▶ **WHAT IS NEEDED**:
Copy every line, leaving nothing out and adding nothing.

------------------------------------------------------------

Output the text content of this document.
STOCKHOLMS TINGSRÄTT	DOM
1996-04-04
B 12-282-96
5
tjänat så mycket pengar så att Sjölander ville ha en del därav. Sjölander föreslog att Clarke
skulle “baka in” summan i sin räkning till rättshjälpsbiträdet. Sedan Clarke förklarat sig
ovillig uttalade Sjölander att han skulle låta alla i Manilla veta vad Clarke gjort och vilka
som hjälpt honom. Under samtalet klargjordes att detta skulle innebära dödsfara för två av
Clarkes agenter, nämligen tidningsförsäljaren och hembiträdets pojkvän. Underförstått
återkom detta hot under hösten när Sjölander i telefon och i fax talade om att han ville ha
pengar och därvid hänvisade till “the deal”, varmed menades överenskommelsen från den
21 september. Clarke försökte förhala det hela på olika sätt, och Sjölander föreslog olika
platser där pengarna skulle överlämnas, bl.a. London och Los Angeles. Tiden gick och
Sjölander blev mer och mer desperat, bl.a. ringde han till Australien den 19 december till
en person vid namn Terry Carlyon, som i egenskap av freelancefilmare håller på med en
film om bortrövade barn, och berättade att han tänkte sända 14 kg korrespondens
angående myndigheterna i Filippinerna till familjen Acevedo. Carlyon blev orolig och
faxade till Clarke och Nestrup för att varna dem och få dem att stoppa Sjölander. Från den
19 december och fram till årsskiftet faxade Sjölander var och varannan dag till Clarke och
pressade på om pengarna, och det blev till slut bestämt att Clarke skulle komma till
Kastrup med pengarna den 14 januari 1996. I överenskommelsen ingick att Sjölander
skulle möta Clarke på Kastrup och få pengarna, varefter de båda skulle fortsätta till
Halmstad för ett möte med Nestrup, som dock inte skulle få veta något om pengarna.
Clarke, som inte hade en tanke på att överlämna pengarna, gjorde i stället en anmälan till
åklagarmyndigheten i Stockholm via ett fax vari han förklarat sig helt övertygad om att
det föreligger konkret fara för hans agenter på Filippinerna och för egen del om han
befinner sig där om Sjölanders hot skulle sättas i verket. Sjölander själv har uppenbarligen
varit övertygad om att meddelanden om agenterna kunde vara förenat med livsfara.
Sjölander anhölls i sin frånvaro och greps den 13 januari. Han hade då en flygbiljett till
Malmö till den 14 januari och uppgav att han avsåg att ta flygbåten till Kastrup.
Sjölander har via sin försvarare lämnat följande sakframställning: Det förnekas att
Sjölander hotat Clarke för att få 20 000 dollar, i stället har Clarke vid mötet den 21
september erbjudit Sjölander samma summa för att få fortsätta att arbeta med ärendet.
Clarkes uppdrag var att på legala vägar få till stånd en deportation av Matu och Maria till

------------------------------------------------------------

▶ **SOLUTION TO THE EXERCISE**:
Output the text content of this document.
STOCKHOLMS TINGSRÄTT	DOM
1996-04-04
B 12-282-96
5
tjänat så mycket pengar så att Sjölander ville ha en del därav. Sjölander föreslog att Clarke
skulle “baka in” summan i sin räkning till rättshjälpsbiträdet. Sedan Clarke förklarat sig
ovillig uttalade Sjölander att han skulle låta alla i Manilla veta vad Clarke gjort och vilka
som hjälpt honom. Under samtalet klargjordes att detta skulle innebära dödsfara för två av
Clarkes agenter, nämligen tidningsförsäljaren och hembiträdets pojkvän. Underförstått
återkom detta hot under hösten när Sjölander i telefon och i fax talade om att han ville ha
pengar och därvid hänvisade till “the deal”, varmed menades överenskommelsen från den
21 september. Clarke försökte förhala det hela på olika sätt, och Sjölander föreslog olika
platser där pengarna skulle överlämnas, bl.a. London och Los Angeles. Tiden gick och
Sjölander blev mer och mer desperat, bl.a. ringde han till Australien den 19 december till
en person vid namn Terry Carlyon, som i egenskap av freelancefilmare håller på med en
film om bortrövade barn, och berättade att han tänkte sända 14 kg korrespondens
angående myndigheterna i Filippinerna till familjen Acevedo. Carlyon blev orolig och
faxade till Clarke och Nestrup för att varna dem och få dem att stoppa Sjölander. Från den
19 december och fram till årsskiftet faxade Sjölander var och varannan dag till Clarke och
pressade på om pengarna, och det blev till slut bestämt att Clarke skulle komma till
Kastrup med pengarna den 14 januari 1996. I överenskommelsen ingick att Sjölander
skulle möta Clarke på Kastrup och få pengarna, varefter de båda skulle fortsätta till
Halmstad för ett möte med Nestrup, som dock inte skulle få veta något om pengarna.
Clarke, som inte hade en tanke på att överlämna pengarna, gjorde i stället en anmälan till
åklagarmyndigheten i Stockholm via ett fax vari han förklarat sig helt övertygad om att
det föreligger konkret fara för hans agenter på Filippinerna och för egen del om han
befinner sig där om Sjölanders hot skulle sättas i verket. Sjölander själv har uppenbarligen
varit övertygad om att meddelanden om agenterna kunde vara förenat med livsfara.
Sjölander anhölls i sin frånvaro och greps den 13 januari. Han hade då en flygbiljett till
Malmö till den 14 januari och uppgav att han avsåg att ta flygbåten till Kastrup.
Sjölander har via sin försvarare lämnat följande sakframställning: Det förnekas att
Sjölander hotat Clarke för att få 20 000 dollar, i stället har Clarke vid mötet den 21
september erbjudit Sjölander samma summa för att få fortsätta att arbeta med ärendet.
Clarkes uppdrag var att på legala vägar få till stånd en deportation av Matu och Maria till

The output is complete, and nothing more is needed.